- To do
1. According to the article on SharePoint and snapshots, what is the better way to replicate an environment?
2. In the article on SharePoint and snapshots, rename "SharePoint" to "SharePoint Server" throughout the passage from "Hopefully after reading" up to and including "or data storage).", and give that passage again.
3. Condense the paragraph of the article on SharePoint and snapshots that begins "Snapshots should not be used to replicate an environment" into a short list that keeps its main points.
>> Start Source
SharePoint vs. Snapshots (Part 2)

This is a continuation of the previous article, SharePoint vs. Snapshots, which us recommended prior reading.

Hopefully after reading my previous post on how SharePoint and snapshots really, really don't get along well, you're wondering how you might take advantage of this incredibly awesome capability to literally turn back time on your environment in case of an emergency.

Before we discuss how snapshots can help SharePoint, let’s discuss briefly how snapshots should NOT be used:

  • Snapshots have almost no place in a regularly scheduled backup plan. That is, unless you've followed the carefully coordinated steps below, there's pretty much nothing you can or should do with snapshots to recover a failed SharePoint server or drive (including SQL LUNs or data storage).
  • Snapshots should not be used casually. All of the reasons listed in the previous article imply that snapshots can cause some interesting and extremely difficult to resolve issues in your SharePoint environment. They shouldn't be used as part of any real frequent administrative activities.
  • Snapshots should not be used to replicate an environment. Along with all of the potential issues mentioned in the previous article, using snapshots to replicate an environment for testing or pre-production use introduces an entire list of additional risks, such as duplicate names on the network, AD membership failure, unexpected notifications to end users from the new, non-production system, etc. Don't do it. A well designed deployment script (manual or code) is the better answer here.

So… what role can snapshots play?

Warning: I am about to discuss something that violates Microsoft supportability statements. Although the process below SHOULD work as described without any significant problems or errors, you do so at your own risk.
>> End Source
>> Start Provided information
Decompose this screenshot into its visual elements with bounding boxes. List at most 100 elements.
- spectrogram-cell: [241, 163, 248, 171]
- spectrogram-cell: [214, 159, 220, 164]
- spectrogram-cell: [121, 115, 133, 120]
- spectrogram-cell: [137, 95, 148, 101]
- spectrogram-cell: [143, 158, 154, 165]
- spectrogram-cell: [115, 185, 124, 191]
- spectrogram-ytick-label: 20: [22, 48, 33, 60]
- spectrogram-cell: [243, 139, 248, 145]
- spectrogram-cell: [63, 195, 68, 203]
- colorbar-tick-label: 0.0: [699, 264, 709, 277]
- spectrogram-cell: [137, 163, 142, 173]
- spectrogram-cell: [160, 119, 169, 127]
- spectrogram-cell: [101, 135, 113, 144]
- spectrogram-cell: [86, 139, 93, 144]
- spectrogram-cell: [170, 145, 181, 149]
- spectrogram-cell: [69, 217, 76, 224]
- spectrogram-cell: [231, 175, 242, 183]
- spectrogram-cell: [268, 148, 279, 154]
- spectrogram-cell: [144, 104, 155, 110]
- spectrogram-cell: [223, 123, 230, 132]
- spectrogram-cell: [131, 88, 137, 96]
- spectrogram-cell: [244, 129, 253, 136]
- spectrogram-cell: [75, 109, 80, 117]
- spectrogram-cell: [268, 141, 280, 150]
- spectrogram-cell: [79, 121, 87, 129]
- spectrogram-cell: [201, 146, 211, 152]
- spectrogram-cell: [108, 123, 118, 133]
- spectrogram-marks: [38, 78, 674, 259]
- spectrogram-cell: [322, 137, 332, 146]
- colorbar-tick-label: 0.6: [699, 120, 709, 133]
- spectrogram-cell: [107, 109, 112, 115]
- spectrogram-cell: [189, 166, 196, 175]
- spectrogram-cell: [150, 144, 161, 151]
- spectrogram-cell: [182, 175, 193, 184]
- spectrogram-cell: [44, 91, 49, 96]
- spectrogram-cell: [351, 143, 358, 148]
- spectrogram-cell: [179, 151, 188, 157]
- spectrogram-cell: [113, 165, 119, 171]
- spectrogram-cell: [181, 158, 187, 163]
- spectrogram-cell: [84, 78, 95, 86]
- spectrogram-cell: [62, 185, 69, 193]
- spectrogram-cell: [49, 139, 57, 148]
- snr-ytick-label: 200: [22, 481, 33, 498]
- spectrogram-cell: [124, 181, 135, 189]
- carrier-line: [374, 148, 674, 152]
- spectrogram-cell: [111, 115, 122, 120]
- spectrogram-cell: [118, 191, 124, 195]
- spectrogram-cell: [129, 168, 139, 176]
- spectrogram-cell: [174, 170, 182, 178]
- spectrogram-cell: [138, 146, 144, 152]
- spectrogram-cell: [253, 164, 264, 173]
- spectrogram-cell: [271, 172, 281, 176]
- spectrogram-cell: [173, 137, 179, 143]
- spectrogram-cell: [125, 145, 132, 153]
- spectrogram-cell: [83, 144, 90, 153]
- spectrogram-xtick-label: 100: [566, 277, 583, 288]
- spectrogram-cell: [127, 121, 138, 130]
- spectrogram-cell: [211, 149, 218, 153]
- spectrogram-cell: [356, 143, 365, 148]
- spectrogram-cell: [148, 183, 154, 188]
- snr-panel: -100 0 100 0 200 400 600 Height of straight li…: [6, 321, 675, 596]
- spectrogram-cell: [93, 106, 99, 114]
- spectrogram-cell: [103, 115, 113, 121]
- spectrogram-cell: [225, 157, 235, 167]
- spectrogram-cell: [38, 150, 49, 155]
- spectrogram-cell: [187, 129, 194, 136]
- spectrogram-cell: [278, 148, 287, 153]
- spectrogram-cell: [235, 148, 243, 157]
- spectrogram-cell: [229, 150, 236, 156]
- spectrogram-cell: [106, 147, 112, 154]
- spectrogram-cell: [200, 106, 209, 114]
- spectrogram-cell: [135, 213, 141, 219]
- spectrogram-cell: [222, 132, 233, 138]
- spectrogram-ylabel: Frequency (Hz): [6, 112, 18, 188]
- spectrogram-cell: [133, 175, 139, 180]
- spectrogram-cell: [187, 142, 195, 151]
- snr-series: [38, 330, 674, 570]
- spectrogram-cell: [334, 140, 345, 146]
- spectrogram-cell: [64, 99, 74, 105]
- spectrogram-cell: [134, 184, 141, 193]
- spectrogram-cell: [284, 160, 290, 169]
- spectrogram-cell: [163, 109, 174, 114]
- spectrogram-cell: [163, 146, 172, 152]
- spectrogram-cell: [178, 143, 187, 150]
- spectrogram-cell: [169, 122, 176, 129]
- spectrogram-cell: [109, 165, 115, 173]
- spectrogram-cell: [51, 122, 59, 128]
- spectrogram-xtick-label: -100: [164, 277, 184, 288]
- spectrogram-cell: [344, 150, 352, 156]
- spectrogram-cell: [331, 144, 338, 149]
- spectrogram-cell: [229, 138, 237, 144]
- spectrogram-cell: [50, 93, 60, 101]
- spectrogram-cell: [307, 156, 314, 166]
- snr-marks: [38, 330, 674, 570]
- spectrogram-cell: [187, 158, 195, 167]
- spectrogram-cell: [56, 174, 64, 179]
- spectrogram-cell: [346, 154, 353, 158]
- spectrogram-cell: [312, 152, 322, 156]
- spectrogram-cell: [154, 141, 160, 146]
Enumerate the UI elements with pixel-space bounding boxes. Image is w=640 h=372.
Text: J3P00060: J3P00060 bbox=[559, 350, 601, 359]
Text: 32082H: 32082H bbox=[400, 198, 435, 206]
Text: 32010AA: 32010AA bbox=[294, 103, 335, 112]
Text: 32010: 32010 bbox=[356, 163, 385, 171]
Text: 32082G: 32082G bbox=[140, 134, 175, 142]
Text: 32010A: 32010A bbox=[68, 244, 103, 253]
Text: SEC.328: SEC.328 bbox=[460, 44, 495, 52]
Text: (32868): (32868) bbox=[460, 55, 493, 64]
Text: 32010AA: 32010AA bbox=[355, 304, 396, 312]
>> End Provided information
- Solved problems
1. A well designed deployment script, either manual or code.

2.
Hopefully after reading my previous post on how SharePoint Server and snapshots really, really don't get along well, you're wondering how you might take advantage of this incredibly awesome capability to literally turn back time on your environment in case of an emergency.

Before we discuss how snapshots can help SharePoint Server, let’s discuss briefly how snapshots should NOT be used:

  • Snapshots have almost no place in a regularly scheduled backup plan. That is, unless you've followed the carefully coordinated steps below, there's pretty much nothing you can or should do with snapshots to recover a failed SharePoint Server server or drive (including SQL LUNs or data storage).

3.
- Snapshots should not be used to replicate an environment for testing or pre-production use.
- Beyond the issues raised in the previous article, doing so adds risks such as duplicate names on the network, AD membership failure, and unexpected notifications to end users from the new, non-production system.
- A well designed deployment script (manual or code) is the better approach.